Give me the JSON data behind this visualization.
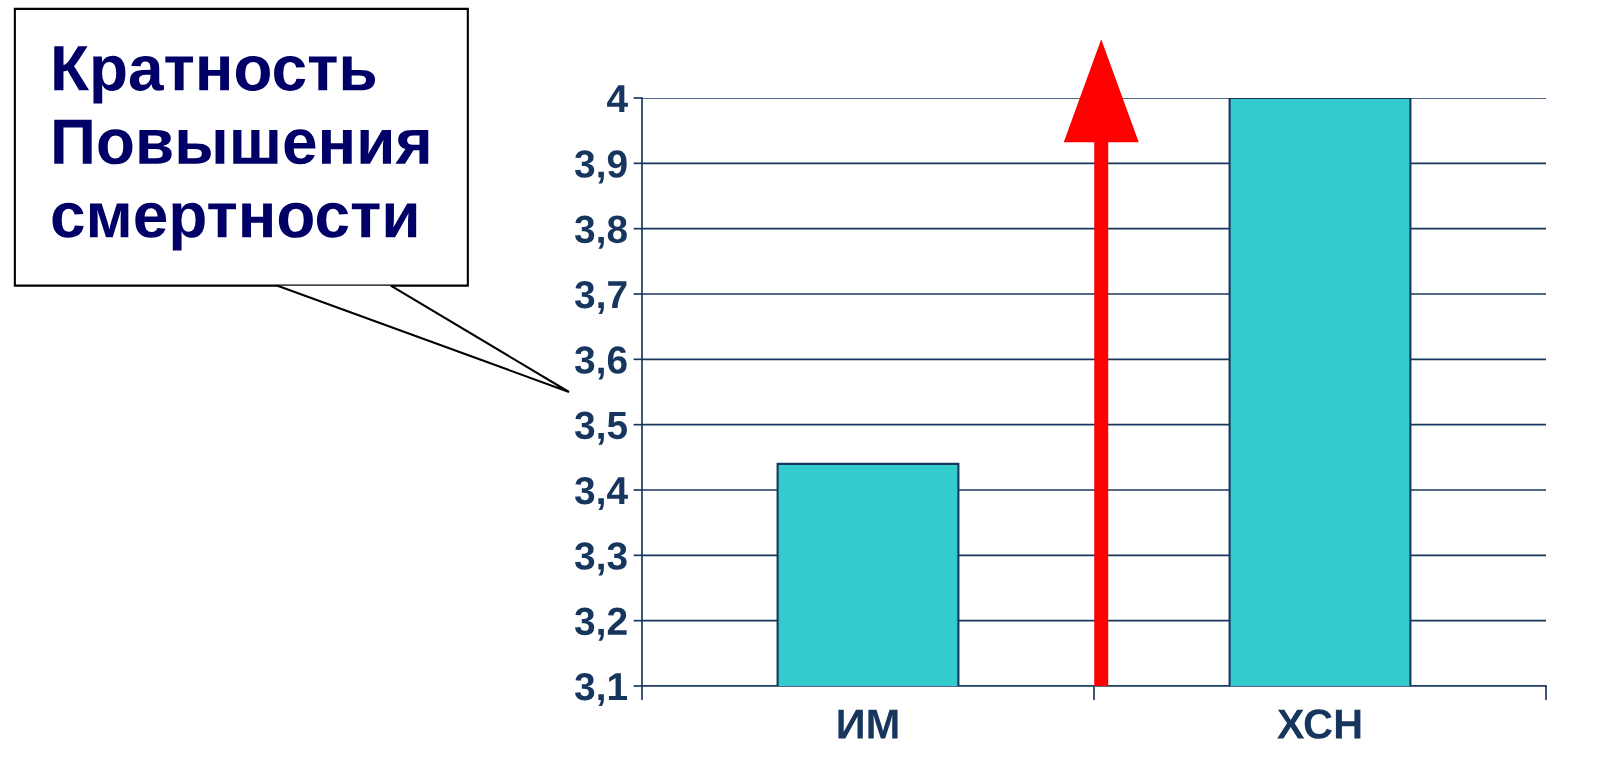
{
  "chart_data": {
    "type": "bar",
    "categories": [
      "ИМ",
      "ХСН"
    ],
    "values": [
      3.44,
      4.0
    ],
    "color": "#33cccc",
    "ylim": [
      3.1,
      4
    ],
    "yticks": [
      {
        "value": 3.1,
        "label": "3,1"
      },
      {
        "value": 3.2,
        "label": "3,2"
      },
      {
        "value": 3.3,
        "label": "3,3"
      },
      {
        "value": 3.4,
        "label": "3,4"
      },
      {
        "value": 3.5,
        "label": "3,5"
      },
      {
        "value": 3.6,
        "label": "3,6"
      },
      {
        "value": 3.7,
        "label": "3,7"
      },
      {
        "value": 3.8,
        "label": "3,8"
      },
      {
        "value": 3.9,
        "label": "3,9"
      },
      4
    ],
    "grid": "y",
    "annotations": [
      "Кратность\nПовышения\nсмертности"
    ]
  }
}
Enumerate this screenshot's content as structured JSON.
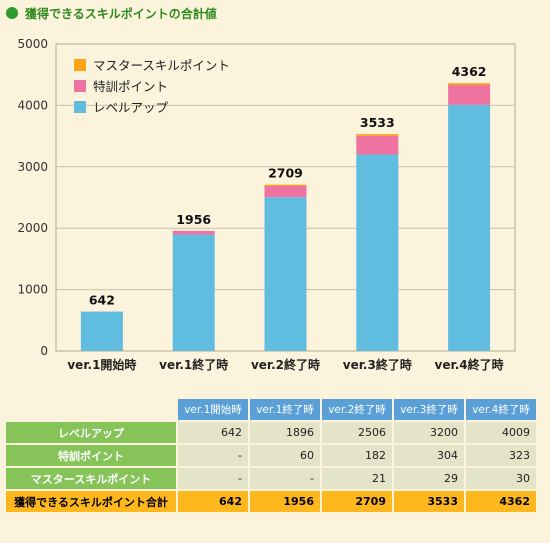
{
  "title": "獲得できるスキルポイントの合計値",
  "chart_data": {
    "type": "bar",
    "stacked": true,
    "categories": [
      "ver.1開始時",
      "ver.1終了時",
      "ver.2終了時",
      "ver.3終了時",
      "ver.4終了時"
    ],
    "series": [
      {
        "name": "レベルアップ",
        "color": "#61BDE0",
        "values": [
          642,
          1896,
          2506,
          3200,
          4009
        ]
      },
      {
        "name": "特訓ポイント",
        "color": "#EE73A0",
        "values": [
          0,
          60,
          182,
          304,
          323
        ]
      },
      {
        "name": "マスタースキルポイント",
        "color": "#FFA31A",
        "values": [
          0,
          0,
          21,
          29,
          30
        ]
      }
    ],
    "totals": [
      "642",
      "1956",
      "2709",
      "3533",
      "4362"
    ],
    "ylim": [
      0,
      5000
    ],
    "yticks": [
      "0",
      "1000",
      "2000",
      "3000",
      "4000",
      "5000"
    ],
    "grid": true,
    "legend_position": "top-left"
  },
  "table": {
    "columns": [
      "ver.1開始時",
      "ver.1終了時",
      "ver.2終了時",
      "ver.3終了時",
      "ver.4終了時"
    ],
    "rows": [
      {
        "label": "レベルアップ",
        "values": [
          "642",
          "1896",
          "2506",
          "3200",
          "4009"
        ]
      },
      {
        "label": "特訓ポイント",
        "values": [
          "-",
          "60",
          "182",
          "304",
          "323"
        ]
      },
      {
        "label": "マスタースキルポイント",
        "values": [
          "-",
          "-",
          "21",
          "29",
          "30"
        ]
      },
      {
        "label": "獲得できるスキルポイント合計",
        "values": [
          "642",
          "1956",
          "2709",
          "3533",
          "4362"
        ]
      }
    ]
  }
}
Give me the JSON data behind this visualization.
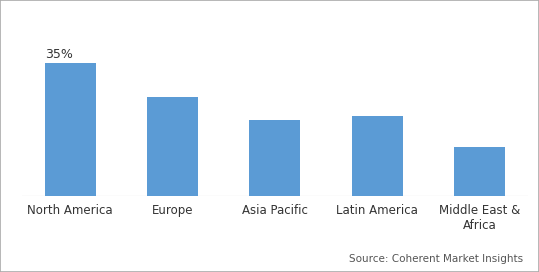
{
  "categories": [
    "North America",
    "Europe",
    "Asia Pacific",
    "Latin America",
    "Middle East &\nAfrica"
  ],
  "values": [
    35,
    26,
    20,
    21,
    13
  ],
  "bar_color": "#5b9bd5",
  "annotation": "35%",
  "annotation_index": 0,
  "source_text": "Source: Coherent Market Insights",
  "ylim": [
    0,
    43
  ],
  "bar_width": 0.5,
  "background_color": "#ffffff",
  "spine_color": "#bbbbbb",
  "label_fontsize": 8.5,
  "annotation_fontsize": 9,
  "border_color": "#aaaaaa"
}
——
→ Exercise
Search the entries for the word "name" and gather every line where it appears.

→ In response
        "name": "レベルアップ",
        "name": "特訓ポイント",
        "name": "マスタースキルポイント",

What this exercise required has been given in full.